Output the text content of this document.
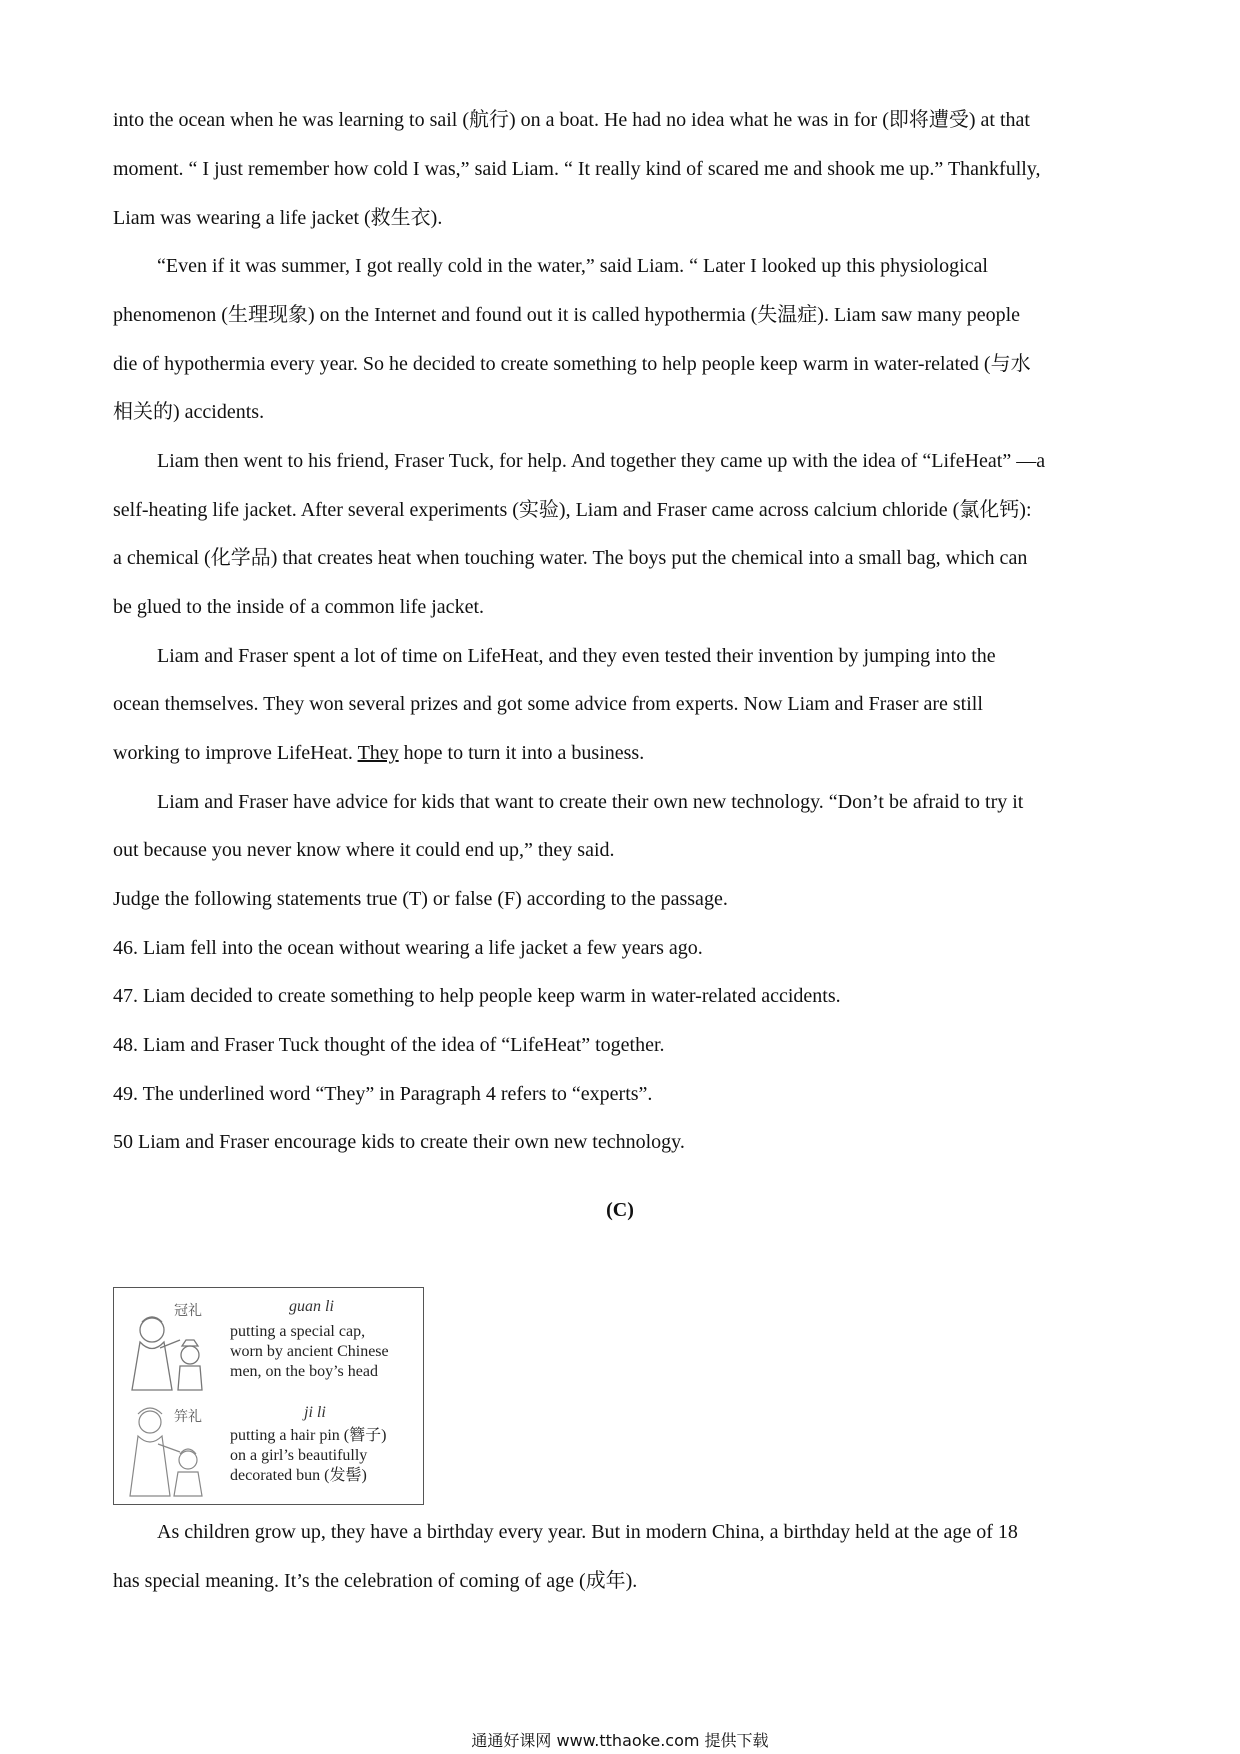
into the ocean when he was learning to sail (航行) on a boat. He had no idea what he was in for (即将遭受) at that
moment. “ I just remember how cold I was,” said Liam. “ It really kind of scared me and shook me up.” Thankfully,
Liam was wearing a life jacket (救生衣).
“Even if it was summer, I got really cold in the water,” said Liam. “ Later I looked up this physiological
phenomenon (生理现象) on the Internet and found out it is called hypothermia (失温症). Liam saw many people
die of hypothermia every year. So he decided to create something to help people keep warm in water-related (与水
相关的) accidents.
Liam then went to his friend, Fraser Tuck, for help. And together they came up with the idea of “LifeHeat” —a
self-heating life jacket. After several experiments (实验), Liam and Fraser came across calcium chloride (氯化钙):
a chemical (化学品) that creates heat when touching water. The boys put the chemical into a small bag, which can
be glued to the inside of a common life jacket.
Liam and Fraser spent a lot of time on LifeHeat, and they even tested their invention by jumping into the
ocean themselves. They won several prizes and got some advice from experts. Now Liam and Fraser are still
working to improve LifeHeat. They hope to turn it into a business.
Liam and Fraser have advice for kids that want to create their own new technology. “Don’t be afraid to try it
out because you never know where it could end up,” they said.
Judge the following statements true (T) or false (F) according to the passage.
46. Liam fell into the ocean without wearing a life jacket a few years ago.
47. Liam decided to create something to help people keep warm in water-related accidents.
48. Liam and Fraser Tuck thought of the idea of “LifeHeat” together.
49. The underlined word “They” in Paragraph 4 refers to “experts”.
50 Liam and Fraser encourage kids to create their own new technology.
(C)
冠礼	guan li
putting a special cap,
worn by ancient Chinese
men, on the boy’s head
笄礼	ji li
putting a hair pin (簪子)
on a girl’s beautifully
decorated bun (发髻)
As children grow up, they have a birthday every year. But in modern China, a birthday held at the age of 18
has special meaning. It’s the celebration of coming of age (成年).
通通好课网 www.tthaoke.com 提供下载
━━━━━━━━━━
Print all of the entries word for word. Omit the pictures they contain.

Output the text content of this document.
into the ocean when he was learning to sail (航行) on a boat. He had no idea what he was in for (即将遭受) at that
moment. “ I just remember how cold I was,” said Liam. “ It really kind of scared me and shook me up.” Thankfully,
Liam was wearing a life jacket (救生衣).
“Even if it was summer, I got really cold in the water,” said Liam. “ Later I looked up this physiological
phenomenon (生理现象) on the Internet and found out it is called hypothermia (失温症). Liam saw many people
die of hypothermia every year. So he decided to create something to help people keep warm in water-related (与水
相关的) accidents.
Liam then went to his friend, Fraser Tuck, for help. And together they came up with the idea of “LifeHeat” —a
self-heating life jacket. After several experiments (实验), Liam and Fraser came across calcium chloride (氯化钙):
a chemical (化学品) that creates heat when touching water. The boys put the chemical into a small bag, which can
be glued to the inside of a common life jacket.
Liam and Fraser spent a lot of time on LifeHeat, and they even tested their invention by jumping into the
ocean themselves. They won several prizes and got some advice from experts. Now Liam and Fraser are still
working to improve LifeHeat. They hope to turn it into a business.
Liam and Fraser have advice for kids that want to create their own new technology. “Don’t be afraid to try it
out because you never know where it could end up,” they said.
Judge the following statements true (T) or false (F) according to the passage.
46. Liam fell into the ocean without wearing a life jacket a few years ago.
47. Liam decided to create something to help people keep warm in water-related accidents.
48. Liam and Fraser Tuck thought of the idea of “LifeHeat” together.
49. The underlined word “They” in Paragraph 4 refers to “experts”.
50 Liam and Fraser encourage kids to create their own new technology.
(C)
冠礼	guan li
putting a special cap,
worn by ancient Chinese
men, on the boy’s head
笄礼	ji li
putting a hair pin (簪子)
on a girl’s beautifully
decorated bun (发髻)
As children grow up, they have a birthday every year. But in modern China, a birthday held at the age of 18
has special meaning. It’s the celebration of coming of age (成年).
通通好课网 www.tthaoke.com 提供下载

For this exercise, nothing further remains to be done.